THE REQUEST | Look through the data and write out every line with the word "объем" in it.

TASK MATERIAL |
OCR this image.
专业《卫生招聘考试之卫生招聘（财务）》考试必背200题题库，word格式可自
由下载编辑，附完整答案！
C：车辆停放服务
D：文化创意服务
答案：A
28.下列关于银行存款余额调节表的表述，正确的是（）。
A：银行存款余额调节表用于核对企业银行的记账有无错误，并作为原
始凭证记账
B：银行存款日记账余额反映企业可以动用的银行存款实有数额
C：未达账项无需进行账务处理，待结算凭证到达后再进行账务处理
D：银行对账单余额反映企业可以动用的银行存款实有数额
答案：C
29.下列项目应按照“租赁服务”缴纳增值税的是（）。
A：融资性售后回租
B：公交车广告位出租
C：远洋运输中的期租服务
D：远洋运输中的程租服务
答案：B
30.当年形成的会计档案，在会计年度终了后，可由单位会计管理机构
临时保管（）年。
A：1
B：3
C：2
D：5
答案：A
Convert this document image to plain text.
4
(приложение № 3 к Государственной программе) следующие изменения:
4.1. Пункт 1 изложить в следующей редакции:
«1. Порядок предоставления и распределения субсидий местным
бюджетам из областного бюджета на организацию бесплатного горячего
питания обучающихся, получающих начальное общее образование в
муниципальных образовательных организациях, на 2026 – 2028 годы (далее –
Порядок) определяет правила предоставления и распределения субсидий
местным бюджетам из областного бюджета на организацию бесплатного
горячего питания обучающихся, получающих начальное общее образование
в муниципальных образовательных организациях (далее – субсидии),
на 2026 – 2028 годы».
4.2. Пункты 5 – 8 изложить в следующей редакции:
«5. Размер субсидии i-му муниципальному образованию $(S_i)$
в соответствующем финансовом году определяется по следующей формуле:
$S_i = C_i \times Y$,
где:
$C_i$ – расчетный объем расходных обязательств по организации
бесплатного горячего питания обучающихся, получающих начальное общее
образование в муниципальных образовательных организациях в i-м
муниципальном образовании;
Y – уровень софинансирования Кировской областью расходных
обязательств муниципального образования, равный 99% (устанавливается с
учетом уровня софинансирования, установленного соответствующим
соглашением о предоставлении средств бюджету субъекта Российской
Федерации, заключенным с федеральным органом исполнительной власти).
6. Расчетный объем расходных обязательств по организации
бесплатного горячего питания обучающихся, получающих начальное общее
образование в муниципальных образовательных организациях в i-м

CORRECT OUTPUT |
$C_i$ – расчетный объем расходных обязательств по организации
6. Расчетный объем расходных обязательств по организации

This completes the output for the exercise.